■ **Extracted entries**
# # # # # # #
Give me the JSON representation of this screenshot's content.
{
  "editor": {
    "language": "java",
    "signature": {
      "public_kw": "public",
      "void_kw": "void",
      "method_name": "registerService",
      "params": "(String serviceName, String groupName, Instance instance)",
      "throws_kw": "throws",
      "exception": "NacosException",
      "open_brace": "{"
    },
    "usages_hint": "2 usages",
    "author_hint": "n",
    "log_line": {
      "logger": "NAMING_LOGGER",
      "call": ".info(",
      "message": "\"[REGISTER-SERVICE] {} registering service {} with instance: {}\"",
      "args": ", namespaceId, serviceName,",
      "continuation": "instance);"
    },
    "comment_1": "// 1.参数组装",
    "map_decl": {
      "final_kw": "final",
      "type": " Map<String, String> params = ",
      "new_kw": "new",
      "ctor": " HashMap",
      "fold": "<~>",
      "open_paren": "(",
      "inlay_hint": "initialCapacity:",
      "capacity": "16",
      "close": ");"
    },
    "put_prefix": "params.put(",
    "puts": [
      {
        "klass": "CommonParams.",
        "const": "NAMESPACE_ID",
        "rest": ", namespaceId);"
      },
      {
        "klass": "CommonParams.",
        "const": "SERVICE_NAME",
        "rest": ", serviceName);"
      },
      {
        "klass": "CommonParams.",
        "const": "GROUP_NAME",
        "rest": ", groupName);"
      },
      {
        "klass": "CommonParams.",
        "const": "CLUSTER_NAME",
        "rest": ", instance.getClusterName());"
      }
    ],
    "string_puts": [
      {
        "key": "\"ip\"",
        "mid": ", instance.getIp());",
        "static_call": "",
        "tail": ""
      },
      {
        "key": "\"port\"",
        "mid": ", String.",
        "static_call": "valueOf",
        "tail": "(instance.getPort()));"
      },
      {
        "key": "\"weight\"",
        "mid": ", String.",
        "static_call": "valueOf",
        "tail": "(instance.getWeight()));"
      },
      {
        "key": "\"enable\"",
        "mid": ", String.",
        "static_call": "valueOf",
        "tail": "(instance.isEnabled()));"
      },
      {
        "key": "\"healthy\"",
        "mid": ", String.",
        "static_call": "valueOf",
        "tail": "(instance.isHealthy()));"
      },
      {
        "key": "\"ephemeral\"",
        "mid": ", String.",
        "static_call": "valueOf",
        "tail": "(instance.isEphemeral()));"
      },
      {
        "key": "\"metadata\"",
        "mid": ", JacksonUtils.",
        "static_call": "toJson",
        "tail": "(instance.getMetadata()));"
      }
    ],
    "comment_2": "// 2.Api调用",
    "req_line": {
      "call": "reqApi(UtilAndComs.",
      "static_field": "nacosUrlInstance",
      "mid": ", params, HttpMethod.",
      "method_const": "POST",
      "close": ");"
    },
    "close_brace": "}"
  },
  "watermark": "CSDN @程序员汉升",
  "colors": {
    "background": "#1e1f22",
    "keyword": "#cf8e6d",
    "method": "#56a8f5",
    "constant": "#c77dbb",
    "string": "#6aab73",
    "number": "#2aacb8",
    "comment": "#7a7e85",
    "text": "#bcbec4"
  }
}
# # # # # # #
■ **Goal**
Make an exact copy of the listing, including every line.

■ **Final result**
Give me the JSON representation of this screenshot's content.
{
  "editor": {
    "language": "java",
    "signature": {
      "public_kw": "public",
      "void_kw": "void",
      "method_name": "registerService",
      "params": "(String serviceName, String groupName, Instance instance)",
      "throws_kw": "throws",
      "exception": "NacosException",
      "open_brace": "{"
    },
    "usages_hint": "2 usages",
    "author_hint": "n",
    "log_line": {
      "logger": "NAMING_LOGGER",
      "call": ".info(",
      "message": "\"[REGISTER-SERVICE] {} registering service {} with instance: {}\"",
      "args": ", namespaceId, serviceName,",
      "continuation": "instance);"
    },
    "comment_1": "// 1.参数组装",
    "map_decl": {
      "final_kw": "final",
      "type": " Map<String, String> params = ",
      "new_kw": "new",
      "ctor": " HashMap",
      "fold": "<~>",
      "open_paren": "(",
      "inlay_hint": "initialCapacity:",
      "capacity": "16",
      "close": ");"
    },
    "put_prefix": "params.put(",
    "puts": [
      {
        "klass": "CommonParams.",
        "const": "NAMESPACE_ID",
        "rest": ", namespaceId);"
      },
      {
        "klass": "CommonParams.",
        "const": "SERVICE_NAME",
        "rest": ", serviceName);"
      },
      {
        "klass": "CommonParams.",
        "const": "GROUP_NAME",
        "rest": ", groupName);"
      },
      {
        "klass": "CommonParams.",
        "const": "CLUSTER_NAME",
        "rest": ", instance.getClusterName());"
      }
    ],
    "string_puts": [
      {
        "key": "\"ip\"",
        "mid": ", instance.getIp());",
        "static_call": "",
        "tail": ""
      },
      {
        "key": "\"port\"",
        "mid": ", String.",
        "static_call": "valueOf",
        "tail": "(instance.getPort()));"
      },
      {
        "key": "\"weight\"",
        "mid": ", String.",
        "static_call": "valueOf",
        "tail": "(instance.getWeight()));"
      },
      {
        "key": "\"enable\"",
        "mid": ", String.",
        "static_call": "valueOf",
        "tail": "(instance.isEnabled()));"
      },
      {
        "key": "\"healthy\"",
        "mid": ", String.",
        "static_call": "valueOf",
        "tail": "(instance.isHealthy()));"
      },
      {
        "key": "\"ephemeral\"",
        "mid": ", String.",
        "static_call": "valueOf",
        "tail": "(instance.isEphemeral()));"
      },
      {
        "key": "\"metadata\"",
        "mid": ", JacksonUtils.",
        "static_call": "toJson",
        "tail": "(instance.getMetadata()));"
      }
    ],
    "comment_2": "// 2.Api调用",
    "req_line": {
      "call": "reqApi(UtilAndComs.",
      "static_field": "nacosUrlInstance",
      "mid": ", params, HttpMethod.",
      "method_const": "POST",
      "close": ");"
    },
    "close_brace": "}"
  },
  "watermark": "CSDN @程序员汉升",
  "colors": {
    "background": "#1e1f22",
    "keyword": "#cf8e6d",
    "method": "#56a8f5",
    "constant": "#c77dbb",
    "string": "#6aab73",
    "number": "#2aacb8",
    "comment": "#7a7e85",
    "text": "#bcbec4"
  }
}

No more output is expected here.